= WHAT TO PRODUCE =
Report how many lines hold the word "JSON"; give nothing but the number.
* Begin *
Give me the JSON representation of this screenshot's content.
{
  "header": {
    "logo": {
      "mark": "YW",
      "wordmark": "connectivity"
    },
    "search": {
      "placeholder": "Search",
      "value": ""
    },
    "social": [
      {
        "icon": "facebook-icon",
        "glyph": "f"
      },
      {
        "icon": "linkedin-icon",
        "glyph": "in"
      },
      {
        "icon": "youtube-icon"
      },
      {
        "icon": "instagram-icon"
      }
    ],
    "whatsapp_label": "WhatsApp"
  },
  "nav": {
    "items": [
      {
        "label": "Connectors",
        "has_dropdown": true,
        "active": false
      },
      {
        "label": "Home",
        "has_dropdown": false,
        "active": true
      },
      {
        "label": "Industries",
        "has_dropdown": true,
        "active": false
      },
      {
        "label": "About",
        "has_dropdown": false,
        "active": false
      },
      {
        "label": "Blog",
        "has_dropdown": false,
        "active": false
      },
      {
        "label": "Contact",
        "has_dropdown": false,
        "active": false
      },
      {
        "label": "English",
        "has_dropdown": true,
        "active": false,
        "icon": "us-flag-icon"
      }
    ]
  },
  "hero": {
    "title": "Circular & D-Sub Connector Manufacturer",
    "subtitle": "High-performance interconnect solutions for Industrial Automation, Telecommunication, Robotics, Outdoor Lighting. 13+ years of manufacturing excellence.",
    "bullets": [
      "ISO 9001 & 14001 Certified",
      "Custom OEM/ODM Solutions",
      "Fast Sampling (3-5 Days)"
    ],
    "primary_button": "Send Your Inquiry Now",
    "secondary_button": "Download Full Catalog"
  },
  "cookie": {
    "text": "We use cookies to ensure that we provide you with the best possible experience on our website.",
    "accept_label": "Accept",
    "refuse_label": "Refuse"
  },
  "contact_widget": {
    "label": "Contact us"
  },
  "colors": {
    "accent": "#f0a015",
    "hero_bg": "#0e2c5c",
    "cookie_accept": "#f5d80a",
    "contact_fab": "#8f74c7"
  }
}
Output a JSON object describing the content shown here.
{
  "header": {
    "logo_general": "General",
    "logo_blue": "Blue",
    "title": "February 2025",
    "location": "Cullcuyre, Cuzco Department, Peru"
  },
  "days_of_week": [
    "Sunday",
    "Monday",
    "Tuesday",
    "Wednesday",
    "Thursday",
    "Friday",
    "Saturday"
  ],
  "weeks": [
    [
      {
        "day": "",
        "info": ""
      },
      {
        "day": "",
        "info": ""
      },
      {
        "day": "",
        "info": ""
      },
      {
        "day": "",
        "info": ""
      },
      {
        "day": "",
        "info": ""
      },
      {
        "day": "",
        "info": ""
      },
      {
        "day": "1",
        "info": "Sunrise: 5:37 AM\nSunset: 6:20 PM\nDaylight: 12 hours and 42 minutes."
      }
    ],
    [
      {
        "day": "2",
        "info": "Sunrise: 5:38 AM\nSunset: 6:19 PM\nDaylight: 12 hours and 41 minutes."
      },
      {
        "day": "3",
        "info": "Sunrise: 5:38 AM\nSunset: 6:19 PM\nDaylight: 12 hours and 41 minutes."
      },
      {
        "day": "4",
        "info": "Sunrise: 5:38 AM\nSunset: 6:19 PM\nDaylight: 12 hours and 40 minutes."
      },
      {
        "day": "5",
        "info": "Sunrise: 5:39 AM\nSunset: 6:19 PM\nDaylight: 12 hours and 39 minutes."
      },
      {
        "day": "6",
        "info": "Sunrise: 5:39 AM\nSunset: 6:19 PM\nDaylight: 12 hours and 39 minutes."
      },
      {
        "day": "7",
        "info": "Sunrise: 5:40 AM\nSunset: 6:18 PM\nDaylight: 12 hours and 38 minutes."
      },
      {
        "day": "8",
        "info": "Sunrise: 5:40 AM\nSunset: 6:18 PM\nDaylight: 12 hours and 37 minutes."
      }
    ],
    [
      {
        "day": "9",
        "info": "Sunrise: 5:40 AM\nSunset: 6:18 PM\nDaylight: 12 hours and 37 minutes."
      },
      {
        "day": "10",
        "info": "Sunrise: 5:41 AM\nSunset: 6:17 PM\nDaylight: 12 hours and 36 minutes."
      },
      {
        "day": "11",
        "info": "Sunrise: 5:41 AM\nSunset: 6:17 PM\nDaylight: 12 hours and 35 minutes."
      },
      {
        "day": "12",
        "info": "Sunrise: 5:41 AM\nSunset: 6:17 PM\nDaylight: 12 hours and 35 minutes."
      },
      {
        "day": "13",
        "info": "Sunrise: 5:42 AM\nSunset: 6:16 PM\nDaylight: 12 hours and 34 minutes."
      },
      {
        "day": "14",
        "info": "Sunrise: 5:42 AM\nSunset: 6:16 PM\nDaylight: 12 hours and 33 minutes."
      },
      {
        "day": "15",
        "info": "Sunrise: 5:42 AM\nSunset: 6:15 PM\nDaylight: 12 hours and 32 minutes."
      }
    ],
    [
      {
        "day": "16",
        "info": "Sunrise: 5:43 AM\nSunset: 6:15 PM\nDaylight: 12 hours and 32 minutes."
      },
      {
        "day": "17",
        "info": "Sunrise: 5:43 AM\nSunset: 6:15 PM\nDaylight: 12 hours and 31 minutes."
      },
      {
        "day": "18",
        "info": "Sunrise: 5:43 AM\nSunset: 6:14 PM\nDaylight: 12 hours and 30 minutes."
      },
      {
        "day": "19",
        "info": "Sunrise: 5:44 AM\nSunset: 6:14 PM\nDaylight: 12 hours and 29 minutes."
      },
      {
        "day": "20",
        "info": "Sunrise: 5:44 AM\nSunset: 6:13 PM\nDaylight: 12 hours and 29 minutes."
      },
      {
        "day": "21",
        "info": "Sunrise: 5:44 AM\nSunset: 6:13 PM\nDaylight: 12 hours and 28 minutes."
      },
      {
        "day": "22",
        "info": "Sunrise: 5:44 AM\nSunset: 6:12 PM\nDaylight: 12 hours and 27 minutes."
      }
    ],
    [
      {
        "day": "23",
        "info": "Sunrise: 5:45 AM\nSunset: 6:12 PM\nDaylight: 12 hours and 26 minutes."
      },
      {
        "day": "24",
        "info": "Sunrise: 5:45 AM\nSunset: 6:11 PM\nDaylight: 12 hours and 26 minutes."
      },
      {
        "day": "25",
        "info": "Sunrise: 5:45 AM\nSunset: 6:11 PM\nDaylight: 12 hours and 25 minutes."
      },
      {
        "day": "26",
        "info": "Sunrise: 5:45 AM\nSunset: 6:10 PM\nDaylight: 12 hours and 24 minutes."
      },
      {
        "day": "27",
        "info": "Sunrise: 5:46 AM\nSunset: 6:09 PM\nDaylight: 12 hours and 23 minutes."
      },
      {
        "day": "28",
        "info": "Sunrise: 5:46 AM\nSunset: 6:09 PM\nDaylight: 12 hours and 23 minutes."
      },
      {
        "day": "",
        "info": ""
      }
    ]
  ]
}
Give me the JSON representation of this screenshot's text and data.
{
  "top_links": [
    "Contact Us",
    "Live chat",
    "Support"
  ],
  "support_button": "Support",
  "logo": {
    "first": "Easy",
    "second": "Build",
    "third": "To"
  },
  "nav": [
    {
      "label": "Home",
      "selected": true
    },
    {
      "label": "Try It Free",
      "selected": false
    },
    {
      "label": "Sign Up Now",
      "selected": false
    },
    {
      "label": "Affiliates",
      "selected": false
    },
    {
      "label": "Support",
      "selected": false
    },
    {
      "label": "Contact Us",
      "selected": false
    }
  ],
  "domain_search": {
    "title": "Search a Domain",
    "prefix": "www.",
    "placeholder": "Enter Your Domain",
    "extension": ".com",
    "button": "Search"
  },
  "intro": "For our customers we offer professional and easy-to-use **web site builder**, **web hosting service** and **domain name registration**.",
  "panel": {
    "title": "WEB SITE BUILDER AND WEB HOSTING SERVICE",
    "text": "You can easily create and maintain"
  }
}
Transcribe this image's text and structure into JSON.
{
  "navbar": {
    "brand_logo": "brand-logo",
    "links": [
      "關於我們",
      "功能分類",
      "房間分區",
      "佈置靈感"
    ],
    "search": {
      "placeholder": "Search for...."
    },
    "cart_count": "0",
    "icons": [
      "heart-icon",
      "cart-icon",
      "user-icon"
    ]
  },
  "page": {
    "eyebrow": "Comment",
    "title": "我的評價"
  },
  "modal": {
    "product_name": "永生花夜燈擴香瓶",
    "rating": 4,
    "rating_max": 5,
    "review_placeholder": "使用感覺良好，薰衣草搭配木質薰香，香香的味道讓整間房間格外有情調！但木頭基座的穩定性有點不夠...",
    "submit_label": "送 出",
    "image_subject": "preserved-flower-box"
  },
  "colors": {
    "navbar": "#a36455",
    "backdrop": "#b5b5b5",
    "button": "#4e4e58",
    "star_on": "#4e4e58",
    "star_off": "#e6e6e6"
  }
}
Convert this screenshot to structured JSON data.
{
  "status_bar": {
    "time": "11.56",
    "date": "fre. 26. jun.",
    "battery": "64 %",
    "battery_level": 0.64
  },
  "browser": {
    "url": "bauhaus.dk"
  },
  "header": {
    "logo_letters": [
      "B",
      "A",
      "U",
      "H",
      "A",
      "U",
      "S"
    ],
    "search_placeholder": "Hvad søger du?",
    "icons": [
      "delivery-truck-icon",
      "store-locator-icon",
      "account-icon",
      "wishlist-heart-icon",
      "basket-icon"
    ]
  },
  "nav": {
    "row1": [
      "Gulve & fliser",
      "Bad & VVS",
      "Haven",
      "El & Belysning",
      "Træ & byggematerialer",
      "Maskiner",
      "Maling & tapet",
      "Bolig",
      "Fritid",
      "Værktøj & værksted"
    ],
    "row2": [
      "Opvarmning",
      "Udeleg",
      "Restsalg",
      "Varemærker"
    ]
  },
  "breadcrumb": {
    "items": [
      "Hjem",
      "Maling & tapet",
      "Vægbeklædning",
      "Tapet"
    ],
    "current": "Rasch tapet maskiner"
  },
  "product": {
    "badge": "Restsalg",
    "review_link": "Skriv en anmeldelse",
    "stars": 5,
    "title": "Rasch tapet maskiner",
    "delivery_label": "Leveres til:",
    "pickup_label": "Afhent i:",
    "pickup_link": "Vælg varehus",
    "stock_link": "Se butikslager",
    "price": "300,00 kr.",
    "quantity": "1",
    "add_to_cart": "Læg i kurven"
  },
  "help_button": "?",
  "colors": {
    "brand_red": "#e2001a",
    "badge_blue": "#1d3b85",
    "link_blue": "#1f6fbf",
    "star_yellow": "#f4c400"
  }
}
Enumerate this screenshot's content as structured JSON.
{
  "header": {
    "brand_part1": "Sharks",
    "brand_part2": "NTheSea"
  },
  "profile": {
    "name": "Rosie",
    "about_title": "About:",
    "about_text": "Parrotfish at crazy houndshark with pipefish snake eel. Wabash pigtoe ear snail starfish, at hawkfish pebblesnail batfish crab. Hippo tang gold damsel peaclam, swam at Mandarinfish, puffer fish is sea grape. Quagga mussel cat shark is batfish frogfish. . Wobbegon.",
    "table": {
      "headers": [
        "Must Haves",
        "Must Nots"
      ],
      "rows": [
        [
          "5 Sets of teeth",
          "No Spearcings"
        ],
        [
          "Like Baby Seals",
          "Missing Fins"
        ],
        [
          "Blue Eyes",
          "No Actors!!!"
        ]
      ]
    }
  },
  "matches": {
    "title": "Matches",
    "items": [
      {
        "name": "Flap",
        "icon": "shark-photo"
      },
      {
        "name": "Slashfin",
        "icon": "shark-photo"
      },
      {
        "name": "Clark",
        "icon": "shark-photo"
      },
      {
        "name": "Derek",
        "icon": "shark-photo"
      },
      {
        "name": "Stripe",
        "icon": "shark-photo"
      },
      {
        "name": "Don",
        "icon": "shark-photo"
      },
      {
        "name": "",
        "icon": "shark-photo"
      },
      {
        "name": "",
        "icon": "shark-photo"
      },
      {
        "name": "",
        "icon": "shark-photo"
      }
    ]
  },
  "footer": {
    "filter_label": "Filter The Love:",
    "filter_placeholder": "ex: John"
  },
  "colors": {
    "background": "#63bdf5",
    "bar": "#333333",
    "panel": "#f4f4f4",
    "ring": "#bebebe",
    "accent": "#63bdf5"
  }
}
* End *
= TASK RESPONSE =
6